Listing:
+++

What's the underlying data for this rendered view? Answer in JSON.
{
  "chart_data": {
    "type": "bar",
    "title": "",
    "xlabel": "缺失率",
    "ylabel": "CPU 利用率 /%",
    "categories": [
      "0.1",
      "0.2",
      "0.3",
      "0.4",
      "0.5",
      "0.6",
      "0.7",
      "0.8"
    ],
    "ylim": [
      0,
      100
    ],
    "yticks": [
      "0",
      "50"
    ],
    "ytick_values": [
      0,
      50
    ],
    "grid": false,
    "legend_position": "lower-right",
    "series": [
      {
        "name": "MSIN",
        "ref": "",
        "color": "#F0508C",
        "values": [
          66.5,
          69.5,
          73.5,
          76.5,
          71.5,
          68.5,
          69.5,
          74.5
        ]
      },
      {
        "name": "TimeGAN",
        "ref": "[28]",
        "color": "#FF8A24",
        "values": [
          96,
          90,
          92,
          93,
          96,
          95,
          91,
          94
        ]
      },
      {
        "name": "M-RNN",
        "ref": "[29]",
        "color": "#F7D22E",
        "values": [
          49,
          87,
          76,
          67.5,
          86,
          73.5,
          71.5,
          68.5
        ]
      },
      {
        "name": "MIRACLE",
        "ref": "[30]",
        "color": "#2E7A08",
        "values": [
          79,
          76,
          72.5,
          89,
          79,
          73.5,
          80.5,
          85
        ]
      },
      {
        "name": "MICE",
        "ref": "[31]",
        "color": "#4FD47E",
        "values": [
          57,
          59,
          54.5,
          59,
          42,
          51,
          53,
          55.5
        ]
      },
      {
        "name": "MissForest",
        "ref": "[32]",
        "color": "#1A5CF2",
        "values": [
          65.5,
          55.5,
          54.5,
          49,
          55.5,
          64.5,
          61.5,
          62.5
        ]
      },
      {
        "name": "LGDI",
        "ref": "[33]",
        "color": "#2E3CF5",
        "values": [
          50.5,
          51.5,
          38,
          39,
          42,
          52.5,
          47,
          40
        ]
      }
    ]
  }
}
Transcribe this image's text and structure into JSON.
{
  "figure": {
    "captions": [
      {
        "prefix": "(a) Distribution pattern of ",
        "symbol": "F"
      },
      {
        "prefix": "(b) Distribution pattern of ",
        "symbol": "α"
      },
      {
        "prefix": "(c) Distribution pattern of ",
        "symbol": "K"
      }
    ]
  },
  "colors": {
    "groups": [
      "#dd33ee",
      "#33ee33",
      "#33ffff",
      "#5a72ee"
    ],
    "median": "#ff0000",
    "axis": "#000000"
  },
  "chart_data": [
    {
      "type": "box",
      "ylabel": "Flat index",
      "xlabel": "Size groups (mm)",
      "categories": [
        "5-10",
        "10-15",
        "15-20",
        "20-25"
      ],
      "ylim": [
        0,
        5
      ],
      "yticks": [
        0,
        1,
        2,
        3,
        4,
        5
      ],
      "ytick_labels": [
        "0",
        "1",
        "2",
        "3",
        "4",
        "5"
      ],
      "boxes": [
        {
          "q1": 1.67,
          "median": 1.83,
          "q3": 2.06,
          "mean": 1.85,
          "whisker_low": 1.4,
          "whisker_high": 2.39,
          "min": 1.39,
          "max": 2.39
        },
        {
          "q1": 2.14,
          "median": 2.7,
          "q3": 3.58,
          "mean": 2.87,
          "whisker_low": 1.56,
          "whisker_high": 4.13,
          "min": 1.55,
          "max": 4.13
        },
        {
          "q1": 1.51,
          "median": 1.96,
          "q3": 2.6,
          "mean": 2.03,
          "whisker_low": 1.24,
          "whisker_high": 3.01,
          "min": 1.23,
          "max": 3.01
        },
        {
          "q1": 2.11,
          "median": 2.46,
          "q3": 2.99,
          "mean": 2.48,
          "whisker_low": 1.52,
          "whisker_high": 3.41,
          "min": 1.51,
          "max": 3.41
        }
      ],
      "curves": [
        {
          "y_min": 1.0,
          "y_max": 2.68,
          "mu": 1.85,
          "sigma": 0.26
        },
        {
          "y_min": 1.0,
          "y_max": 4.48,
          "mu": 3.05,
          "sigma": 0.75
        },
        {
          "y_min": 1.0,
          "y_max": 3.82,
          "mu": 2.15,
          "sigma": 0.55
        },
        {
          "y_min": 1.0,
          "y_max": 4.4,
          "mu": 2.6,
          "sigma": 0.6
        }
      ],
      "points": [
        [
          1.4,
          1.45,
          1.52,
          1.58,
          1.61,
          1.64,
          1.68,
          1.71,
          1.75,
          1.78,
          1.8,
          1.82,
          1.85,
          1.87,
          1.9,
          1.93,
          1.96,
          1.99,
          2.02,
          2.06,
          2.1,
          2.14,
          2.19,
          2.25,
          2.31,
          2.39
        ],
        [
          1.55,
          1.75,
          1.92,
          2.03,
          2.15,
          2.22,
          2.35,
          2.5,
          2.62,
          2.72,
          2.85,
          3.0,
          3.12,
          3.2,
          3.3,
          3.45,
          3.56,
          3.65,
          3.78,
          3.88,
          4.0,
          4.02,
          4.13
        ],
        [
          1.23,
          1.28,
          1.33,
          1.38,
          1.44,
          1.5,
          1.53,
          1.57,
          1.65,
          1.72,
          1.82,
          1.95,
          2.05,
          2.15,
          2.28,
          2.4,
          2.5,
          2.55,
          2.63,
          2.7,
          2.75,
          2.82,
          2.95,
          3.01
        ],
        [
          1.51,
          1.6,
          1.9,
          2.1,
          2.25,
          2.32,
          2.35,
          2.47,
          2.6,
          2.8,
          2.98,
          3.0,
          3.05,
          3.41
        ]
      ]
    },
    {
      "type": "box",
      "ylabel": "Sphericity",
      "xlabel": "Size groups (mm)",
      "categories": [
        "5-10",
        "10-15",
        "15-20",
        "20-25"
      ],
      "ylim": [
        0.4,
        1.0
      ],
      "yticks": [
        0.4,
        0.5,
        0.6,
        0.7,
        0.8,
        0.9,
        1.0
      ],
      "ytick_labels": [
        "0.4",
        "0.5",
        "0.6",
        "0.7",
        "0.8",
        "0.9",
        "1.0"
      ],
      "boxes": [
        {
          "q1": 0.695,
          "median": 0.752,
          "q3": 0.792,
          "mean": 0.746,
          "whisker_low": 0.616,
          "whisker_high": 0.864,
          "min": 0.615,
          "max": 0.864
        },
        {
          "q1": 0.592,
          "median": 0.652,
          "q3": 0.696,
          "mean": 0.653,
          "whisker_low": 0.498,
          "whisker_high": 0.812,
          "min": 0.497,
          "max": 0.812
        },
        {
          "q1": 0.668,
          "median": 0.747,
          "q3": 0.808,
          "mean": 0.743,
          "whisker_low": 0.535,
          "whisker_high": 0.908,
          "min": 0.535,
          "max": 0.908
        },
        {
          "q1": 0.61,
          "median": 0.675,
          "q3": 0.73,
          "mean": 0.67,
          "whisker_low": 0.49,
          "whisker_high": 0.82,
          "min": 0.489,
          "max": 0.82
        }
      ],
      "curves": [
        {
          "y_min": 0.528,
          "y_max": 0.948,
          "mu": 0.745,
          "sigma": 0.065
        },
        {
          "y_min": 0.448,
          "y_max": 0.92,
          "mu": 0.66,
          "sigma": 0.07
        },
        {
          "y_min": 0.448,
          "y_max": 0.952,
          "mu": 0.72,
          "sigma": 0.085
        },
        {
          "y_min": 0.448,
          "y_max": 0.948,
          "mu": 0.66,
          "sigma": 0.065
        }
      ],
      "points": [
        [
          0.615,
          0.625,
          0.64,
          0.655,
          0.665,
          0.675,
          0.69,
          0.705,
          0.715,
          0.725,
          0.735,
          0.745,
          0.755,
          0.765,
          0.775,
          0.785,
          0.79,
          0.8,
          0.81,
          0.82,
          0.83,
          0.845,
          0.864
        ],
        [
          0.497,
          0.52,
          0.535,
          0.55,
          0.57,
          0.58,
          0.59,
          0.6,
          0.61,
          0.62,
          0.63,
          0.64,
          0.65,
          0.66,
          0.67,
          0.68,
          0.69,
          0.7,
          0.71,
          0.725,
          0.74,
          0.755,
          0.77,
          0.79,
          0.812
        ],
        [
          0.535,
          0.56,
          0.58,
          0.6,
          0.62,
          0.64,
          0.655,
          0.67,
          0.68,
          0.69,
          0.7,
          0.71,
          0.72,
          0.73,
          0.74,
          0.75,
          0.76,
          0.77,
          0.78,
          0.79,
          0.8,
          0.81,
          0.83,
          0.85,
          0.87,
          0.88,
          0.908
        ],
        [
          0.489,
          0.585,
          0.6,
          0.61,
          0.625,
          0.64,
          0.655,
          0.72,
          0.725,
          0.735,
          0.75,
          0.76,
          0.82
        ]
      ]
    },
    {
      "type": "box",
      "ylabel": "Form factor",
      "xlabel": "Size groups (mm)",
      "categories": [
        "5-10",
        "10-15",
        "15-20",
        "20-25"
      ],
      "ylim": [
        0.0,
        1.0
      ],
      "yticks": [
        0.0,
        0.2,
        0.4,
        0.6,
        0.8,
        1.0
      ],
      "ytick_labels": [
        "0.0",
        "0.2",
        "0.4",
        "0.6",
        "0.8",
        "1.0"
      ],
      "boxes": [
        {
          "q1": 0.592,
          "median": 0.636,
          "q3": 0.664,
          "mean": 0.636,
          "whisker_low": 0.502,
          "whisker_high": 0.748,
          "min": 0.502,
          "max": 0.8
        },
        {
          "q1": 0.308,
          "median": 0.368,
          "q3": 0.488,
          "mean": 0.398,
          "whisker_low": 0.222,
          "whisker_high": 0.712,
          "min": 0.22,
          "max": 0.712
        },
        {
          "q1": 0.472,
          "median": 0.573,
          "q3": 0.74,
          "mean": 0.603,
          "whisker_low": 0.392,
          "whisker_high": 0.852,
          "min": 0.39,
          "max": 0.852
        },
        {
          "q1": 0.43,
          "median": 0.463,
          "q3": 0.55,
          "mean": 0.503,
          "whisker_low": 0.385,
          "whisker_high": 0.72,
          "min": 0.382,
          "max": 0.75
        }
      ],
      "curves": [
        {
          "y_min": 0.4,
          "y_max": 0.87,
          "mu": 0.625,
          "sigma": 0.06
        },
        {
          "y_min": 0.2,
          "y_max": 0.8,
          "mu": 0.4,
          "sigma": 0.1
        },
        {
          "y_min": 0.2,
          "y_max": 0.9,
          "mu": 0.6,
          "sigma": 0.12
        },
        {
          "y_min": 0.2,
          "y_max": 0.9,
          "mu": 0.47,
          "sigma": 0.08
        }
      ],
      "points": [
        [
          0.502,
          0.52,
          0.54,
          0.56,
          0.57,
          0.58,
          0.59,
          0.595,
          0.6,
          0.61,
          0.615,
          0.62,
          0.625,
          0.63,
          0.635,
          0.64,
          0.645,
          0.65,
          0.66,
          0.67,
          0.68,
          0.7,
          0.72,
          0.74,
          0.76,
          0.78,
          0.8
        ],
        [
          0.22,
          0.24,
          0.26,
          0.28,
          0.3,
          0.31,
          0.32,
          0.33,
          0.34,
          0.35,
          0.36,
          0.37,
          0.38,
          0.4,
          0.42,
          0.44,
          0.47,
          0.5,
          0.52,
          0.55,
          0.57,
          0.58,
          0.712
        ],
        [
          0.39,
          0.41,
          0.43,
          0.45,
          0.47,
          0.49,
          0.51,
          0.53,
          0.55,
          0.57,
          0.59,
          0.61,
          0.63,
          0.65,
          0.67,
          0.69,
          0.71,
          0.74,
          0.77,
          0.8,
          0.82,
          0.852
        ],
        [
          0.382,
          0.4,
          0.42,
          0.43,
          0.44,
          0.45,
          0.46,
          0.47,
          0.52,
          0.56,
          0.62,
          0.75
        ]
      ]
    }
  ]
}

+++

Written exercise:
State, as a number only, how many lines in the entries include "Distribution".

Output for this exercise:
3